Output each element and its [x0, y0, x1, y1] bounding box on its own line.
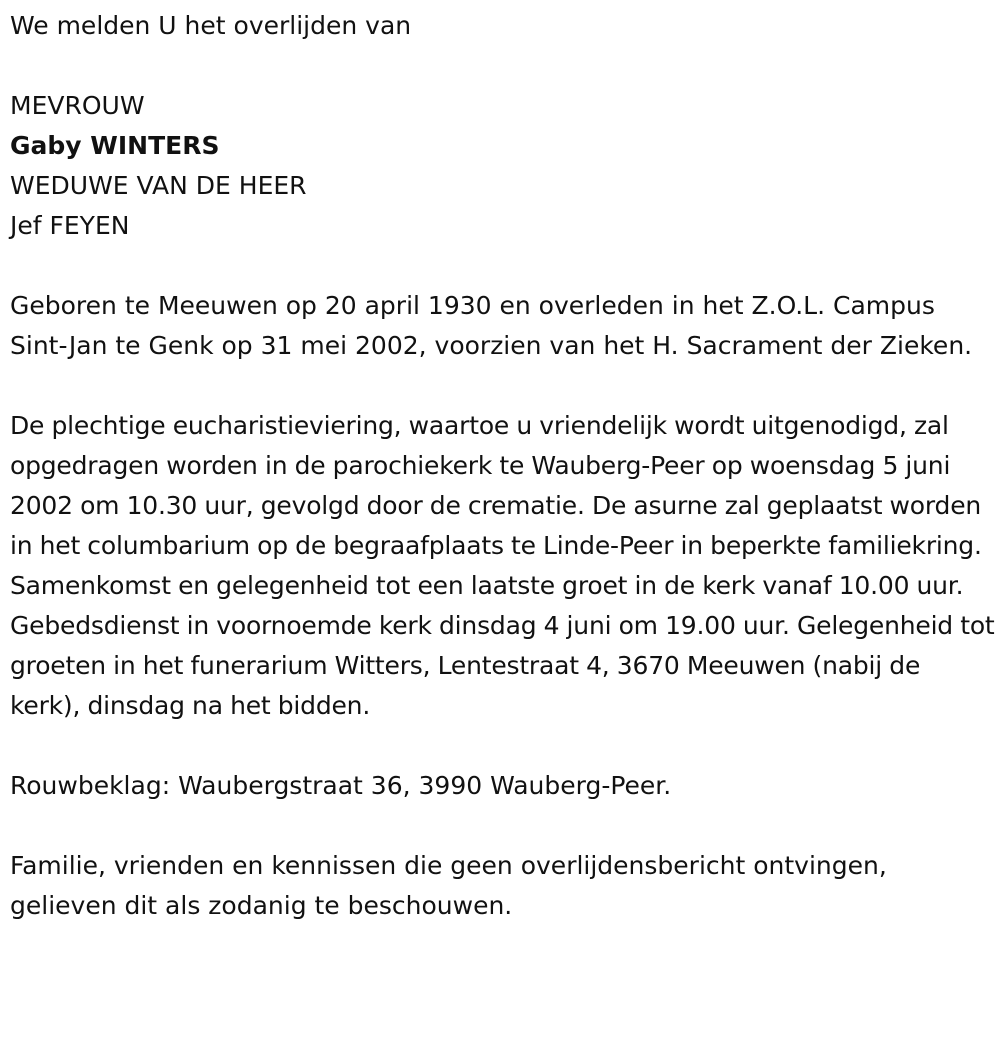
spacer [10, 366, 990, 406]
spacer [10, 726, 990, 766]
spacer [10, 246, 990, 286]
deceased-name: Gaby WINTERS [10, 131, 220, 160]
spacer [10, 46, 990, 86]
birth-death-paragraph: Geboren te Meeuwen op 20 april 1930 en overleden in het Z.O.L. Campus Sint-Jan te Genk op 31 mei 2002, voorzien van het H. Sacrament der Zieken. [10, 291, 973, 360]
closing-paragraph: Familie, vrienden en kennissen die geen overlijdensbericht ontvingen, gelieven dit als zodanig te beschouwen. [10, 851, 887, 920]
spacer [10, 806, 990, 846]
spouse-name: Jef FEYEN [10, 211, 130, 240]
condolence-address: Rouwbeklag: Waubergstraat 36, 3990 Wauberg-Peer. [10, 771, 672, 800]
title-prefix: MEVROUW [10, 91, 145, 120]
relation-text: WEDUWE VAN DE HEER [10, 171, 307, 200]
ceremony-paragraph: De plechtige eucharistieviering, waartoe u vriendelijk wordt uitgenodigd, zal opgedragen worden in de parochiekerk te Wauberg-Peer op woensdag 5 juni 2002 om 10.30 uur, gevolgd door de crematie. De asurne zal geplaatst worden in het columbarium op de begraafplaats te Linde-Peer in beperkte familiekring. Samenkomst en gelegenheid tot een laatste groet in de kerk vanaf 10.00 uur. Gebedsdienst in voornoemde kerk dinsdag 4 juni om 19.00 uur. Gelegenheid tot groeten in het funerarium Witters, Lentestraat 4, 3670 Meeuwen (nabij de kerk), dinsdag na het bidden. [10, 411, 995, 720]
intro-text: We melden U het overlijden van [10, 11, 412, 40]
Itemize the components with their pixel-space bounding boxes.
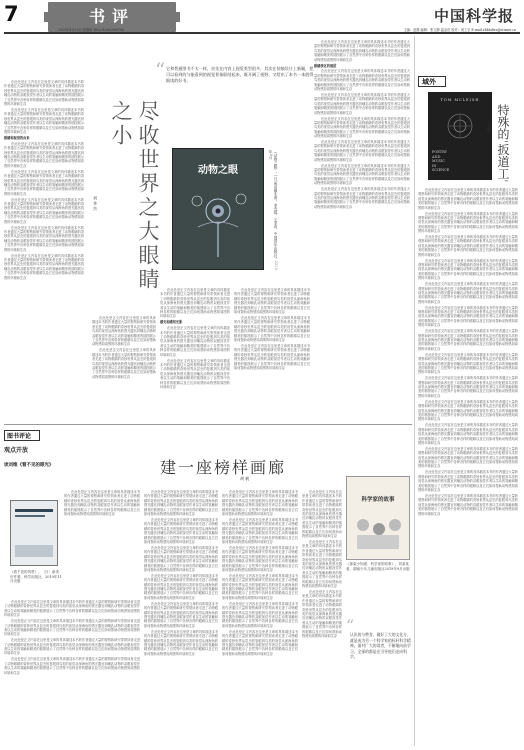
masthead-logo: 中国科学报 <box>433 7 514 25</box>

_Objective_
Rewrite all of the data above, replacing "spacer" with "divider" and keeping everything else the same. Leave the pictures out.

_Response_
Output each element and its [x0, y0, x1, y1] bounding box on its own line.
divider [10, 366, 990, 406]
divider [10, 726, 990, 766]
divider [10, 246, 990, 286]
deceased-name: Gaby WINTERS [10, 131, 220, 160]
divider [10, 46, 990, 86]
birth-death-paragraph: Geboren te Meeuwen op 20 april 1930 en overleden in het Z.O.L. Campus Sint-Jan te Genk op 31 mei 2002, voorzien van het H. Sacrament der Zieken. [10, 291, 973, 360]
closing-paragraph: Familie, vrienden en kennissen die geen overlijdensbericht ontvingen, gelieven dit als zodanig te beschouwen. [10, 851, 887, 920]
divider [10, 806, 990, 846]
spouse-name: Jef FEYEN [10, 211, 130, 240]
condolence-address: Rouwbeklag: Waubergstraat 36, 3990 Wauberg-Peer. [10, 771, 672, 800]
title-prefix: MEVROUW [10, 91, 145, 120]
relation-text: WEDUWE VAN DE HEER [10, 171, 307, 200]
ceremony-paragraph: De plechtige eucharistieviering, waartoe u vriendelijk wordt uitgenodigd, zal opgedragen worden in de parochiekerk te Wauberg-Peer op woensdag 5 juni 2002 om 10.30 uur, gevolgd door de crematie. De asurne zal geplaatst worden in het columbarium op de begraafplaats te Linde-Peer in beperkte familiekring. Samenkomst en gelegenheid tot een laatste groet in de kerk vanaf 10.00 uur. Gebedsdienst in voornoemde kerk dinsdag 4 juni om 19.00 uur. Gelegenheid tot groeten in het funerarium Witters, Lentestraat 4, 3670 Meeuwen (nabij de kerk), dinsdag na het bidden. [10, 411, 995, 720]
intro-text: We melden U het overlijden van [10, 11, 412, 40]
Itemize the components with their pixel-space bounding boxes.
masthead-logo: 中国科学报 <box>433 7 514 25</box>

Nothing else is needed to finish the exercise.